**WHAT IS BEING ASKED:** Select lines where the word "million" appears.

Excerpts from a figure dataset

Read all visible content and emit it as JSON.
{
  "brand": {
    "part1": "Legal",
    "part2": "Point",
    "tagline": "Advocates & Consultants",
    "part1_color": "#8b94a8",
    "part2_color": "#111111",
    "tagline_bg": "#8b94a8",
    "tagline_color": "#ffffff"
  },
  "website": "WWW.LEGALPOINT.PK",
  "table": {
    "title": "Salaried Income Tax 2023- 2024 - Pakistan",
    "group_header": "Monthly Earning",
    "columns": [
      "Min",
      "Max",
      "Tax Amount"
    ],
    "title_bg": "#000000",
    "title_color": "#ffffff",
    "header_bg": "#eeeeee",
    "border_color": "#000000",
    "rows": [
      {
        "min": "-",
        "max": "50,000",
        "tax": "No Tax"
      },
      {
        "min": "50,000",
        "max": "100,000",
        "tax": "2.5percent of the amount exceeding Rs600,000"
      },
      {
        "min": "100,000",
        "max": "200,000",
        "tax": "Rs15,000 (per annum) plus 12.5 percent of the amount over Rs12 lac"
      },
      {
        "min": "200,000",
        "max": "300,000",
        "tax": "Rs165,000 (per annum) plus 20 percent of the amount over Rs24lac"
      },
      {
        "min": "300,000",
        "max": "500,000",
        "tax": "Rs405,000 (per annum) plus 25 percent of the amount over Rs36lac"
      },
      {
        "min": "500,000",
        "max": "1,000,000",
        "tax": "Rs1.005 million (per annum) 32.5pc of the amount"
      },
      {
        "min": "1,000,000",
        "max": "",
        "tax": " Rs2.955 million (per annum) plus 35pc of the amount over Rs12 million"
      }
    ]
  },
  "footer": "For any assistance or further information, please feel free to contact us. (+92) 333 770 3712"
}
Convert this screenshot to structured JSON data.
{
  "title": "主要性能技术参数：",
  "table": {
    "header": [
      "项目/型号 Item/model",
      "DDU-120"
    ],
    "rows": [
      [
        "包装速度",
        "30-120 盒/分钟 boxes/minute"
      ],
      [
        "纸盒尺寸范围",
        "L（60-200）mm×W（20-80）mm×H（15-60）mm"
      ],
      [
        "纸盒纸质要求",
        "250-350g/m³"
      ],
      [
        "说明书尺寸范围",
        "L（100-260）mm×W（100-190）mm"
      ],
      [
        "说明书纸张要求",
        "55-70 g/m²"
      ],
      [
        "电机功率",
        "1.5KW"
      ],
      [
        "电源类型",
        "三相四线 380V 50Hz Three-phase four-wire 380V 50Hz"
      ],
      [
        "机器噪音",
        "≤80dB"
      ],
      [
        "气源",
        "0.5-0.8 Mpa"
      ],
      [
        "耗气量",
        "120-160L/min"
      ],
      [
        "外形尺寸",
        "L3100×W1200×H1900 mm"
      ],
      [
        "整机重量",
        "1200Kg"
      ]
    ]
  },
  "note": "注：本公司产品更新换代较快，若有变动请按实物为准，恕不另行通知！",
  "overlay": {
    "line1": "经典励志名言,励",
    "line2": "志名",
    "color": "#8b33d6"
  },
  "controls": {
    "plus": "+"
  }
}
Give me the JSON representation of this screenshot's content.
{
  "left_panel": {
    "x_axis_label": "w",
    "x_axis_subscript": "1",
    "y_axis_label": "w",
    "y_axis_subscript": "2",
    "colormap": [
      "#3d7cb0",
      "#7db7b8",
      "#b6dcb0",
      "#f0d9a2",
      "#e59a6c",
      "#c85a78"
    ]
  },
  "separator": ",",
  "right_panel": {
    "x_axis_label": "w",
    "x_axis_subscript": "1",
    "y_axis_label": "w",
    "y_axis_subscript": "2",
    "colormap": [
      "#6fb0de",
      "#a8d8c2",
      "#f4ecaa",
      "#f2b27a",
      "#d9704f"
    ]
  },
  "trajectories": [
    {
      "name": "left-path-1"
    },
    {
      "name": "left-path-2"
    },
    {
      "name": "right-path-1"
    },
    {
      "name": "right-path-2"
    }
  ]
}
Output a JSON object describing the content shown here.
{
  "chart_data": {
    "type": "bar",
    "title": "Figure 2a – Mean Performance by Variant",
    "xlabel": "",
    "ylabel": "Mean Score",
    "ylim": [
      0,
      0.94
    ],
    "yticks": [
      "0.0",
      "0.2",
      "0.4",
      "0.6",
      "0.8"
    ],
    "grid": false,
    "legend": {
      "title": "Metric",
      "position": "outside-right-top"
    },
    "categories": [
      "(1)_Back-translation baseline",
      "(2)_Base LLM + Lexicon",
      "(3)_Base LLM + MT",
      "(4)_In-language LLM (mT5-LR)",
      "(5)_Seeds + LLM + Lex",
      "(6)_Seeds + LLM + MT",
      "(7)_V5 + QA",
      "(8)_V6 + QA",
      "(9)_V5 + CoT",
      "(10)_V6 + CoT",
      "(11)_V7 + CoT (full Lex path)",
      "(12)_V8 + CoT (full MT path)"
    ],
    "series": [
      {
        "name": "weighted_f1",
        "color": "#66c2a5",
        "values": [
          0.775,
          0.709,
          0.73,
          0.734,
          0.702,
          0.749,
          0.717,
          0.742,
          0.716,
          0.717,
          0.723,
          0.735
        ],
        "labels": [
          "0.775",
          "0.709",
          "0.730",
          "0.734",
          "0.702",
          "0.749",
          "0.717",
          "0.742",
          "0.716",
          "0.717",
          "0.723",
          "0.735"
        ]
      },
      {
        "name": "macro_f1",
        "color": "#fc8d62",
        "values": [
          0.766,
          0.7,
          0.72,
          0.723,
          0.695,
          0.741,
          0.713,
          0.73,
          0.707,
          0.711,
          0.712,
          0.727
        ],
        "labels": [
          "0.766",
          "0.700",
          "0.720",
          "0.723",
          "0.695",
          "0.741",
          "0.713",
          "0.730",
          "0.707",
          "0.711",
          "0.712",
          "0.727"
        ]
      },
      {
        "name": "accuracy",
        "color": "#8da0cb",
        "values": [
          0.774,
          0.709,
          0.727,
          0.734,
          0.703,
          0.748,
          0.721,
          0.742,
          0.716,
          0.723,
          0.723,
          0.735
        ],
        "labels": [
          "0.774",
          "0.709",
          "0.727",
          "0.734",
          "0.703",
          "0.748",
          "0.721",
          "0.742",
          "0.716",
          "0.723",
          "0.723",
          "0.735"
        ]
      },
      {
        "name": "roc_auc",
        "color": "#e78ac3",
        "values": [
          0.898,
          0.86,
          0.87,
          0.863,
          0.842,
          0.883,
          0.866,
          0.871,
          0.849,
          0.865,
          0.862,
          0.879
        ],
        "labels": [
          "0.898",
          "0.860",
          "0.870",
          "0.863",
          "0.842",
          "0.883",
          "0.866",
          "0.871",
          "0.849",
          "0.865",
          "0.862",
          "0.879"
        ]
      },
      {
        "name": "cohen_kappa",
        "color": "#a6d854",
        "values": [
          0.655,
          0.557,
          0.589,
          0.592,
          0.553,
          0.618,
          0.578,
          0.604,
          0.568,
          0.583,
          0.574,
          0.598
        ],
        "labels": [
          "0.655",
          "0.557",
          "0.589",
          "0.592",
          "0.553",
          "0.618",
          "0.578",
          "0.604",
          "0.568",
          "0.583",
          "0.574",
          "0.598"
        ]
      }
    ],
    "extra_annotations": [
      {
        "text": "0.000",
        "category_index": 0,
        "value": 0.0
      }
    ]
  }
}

**OUTPUT FOR THIS TASK:**
        "tax": "Rs1.005 million (per annum) 32.5pc of the amount"
        "tax": " Rs2.955 million (per annum) plus 35pc of the amount over Rs12 million"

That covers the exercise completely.